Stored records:
>> BEGIN
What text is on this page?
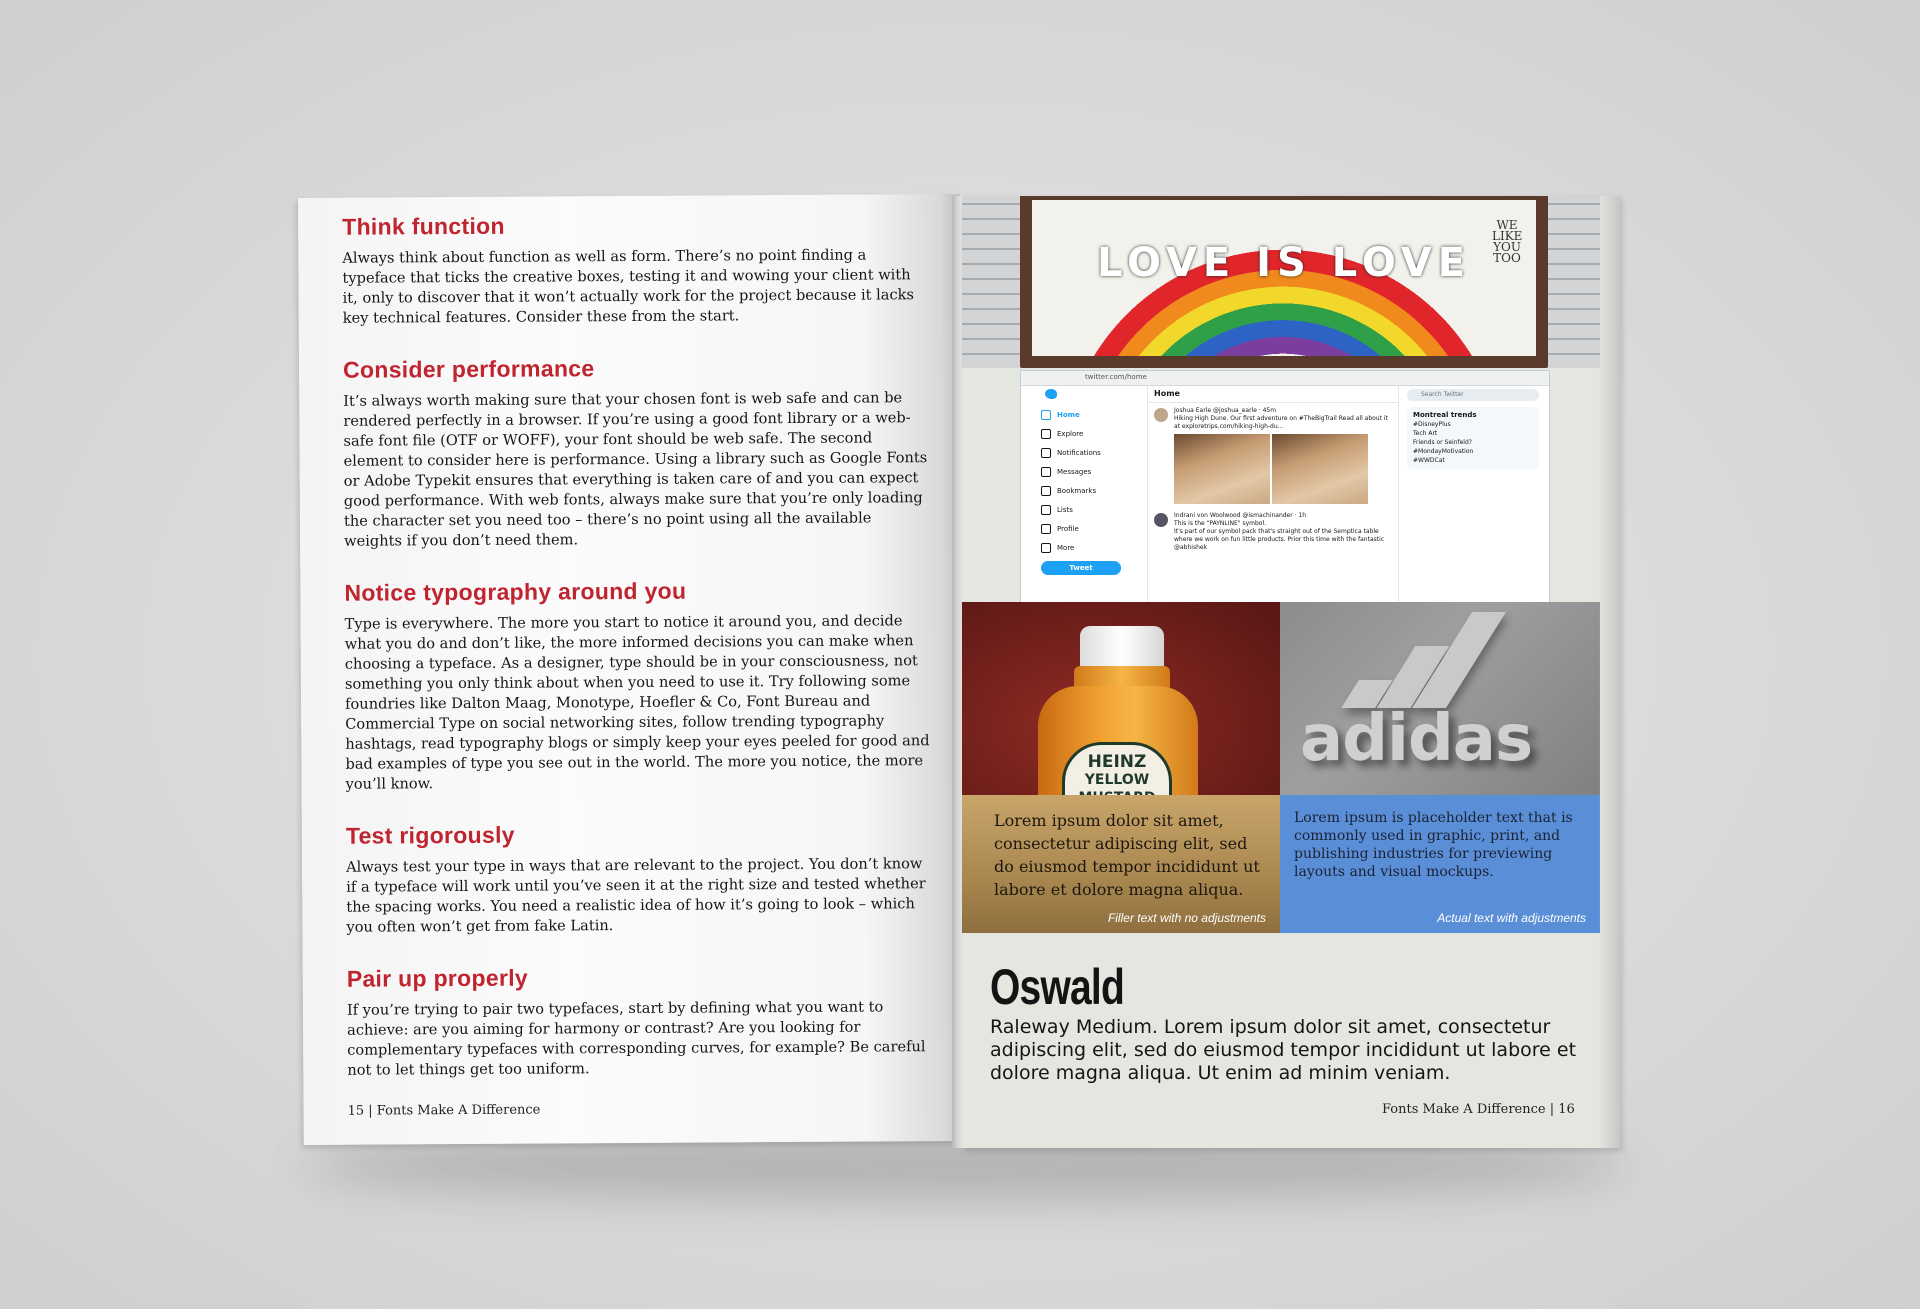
Think function

Always think about function as well as form. There’s no point finding a typeface that ticks the creative boxes, testing it and wowing your client with it, only to discover that it won’t actually work for the project because it lacks key technical features. Consider these from the start.

Consider performance

It’s always worth making sure that your chosen font is web safe and can be rendered perfectly in a browser. If you’re using a good font library or a web-safe font file (OTF or WOFF), your font should be web safe. The second element to consider here is performance. Using a library such as Google Fonts or Adobe Typekit ensures that everything is taken care of and you can expect good performance. With web fonts, always make sure that you’re only loading the character set you need too – there’s no point using all the available weights if you don’t need them.

Notice typography around you

Type is everywhere. The more you start to notice it around you, and decide what you do and don’t like, the more informed decisions you can make when choosing a typeface. As a designer, type should be in your consciousness, not something you only think about when you need to use it. Try following some foundries like Dalton Maag, Monotype, Hoefler & Co, Font Bureau and Commercial Type on social networking sites, follow trending typography hashtags, read typography blogs or simply keep your eyes peeled for good and bad examples of type you see out in the world. The more you notice, the more you’ll know.

Test rigorously

Always test your type in ways that are relevant to the project. You don’t know if a typeface will work until you’ve seen it at the right size and tested whether the spacing works. You need a realistic idea of how it’s going to look – which you often won’t get from fake Latin.

Pair up properly

If you’re trying to pair two typefaces, start by defining what you want to achieve: are you aiming for harmony or contrast? Are you looking for complementary typefaces with corresponding curves, for example? Be careful not to let things get too uniform.

15 | Fonts Make A Difference
LOVE IS LOVE
WE LIKE YOU TOO
twitter.com/home
Home
Explore
Notifications
Messages
Bookmarks
Lists
Profile
More
Tweet
Home
Joshua Earle @joshua_earle · 45m
Hiking High Dune. Our first adventure on #TheBigTrail Read all about it at exploretrips.com/hiking-high-du...
Indrani von Woolwood @ismachinander · 1h
This is the "PAYNLINE" symbol.
It's part of our symbol pack that's straight out of the Semptica table where we work on fun little products. Prior this time with the fantastic @abhishek
Search Twitter
Montreal trends
#DisneyPlus
Tech Art
Friends or Seinfeld?
#MondayMotivation
#WWDCat
HEINZ
YELLOW
adidas
Lorem ipsum dolor sit amet, consectetur adipiscing elit, sed do eiusmod tempor incididunt ut labore et dolore magna aliqua.
Filler text with no adjustments
Lorem ipsum is placeholder text that is commonly used in graphic, print, and publishing industries for previewing layouts and visual mockups.
Actual text with adjustments
Oswald
Raleway Medium. Lorem ipsum dolor sit amet, consectetur adipiscing elit, sed do eiusmod tempor incididunt ut labore et dolore magna aliqua. Ut enim ad minim veniam.
Fonts Make A Difference | 16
>> END
- Given task: Write out every record above exactly as it stands, but leave out the pictures.

- Complete output:
What text is on this page?
Think function

Always think about function as well as form. There’s no point finding a typeface that ticks the creative boxes, testing it and wowing your client with it, only to discover that it won’t actually work for the project because it lacks key technical features. Consider these from the start.

Consider performance

It’s always worth making sure that your chosen font is web safe and can be rendered perfectly in a browser. If you’re using a good font library or a web-safe font file (OTF or WOFF), your font should be web safe. The second element to consider here is performance. Using a library such as Google Fonts or Adobe Typekit ensures that everything is taken care of and you can expect good performance. With web fonts, always make sure that you’re only loading the character set you need too – there’s no point using all the available weights if you don’t need them.

Notice typography around you

Type is everywhere. The more you start to notice it around you, and decide what you do and don’t like, the more informed decisions you can make when choosing a typeface. As a designer, type should be in your consciousness, not something you only think about when you need to use it. Try following some foundries like Dalton Maag, Monotype, Hoefler & Co, Font Bureau and Commercial Type on social networking sites, follow trending typography hashtags, read typography blogs or simply keep your eyes peeled for good and bad examples of type you see out in the world. The more you notice, the more you’ll know.

Test rigorously

Always test your type in ways that are relevant to the project. You don’t know if a typeface will work until you’ve seen it at the right size and tested whether the spacing works. You need a realistic idea of how it’s going to look – which you often won’t get from fake Latin.

Pair up properly

If you’re trying to pair two typefaces, start by defining what you want to achieve: are you aiming for harmony or contrast? Are you looking for complementary typefaces with corresponding curves, for example? Be careful not to let things get too uniform.

15 | Fonts Make A Difference
LOVE IS LOVE
WE LIKE YOU TOO
twitter.com/home
Home
Explore
Notifications
Messages
Bookmarks
Lists
Profile
More
Tweet
Home
Joshua Earle @joshua_earle · 45m
Hiking High Dune. Our first adventure on #TheBigTrail Read all about it at exploretrips.com/hiking-high-du...
Indrani von Woolwood @ismachinander · 1h
This is the "PAYNLINE" symbol.
It's part of our symbol pack that's straight out of the Semptica table where we work on fun little products. Prior this time with the fantastic @abhishek
Search Twitter
Montreal trends
#DisneyPlus
Tech Art
Friends or Seinfeld?
#MondayMotivation
#WWDCat
HEINZ
YELLOW
adidas
Lorem ipsum dolor sit amet, consectetur adipiscing elit, sed do eiusmod tempor incididunt ut labore et dolore magna aliqua.
Filler text with no adjustments
Lorem ipsum is placeholder text that is commonly used in graphic, print, and publishing industries for previewing layouts and visual mockups.
Actual text with adjustments
Oswald
Raleway Medium. Lorem ipsum dolor sit amet, consectetur adipiscing elit, sed do eiusmod tempor incididunt ut labore et dolore magna aliqua. Ut enim ad minim veniam.
Fonts Make A Difference | 16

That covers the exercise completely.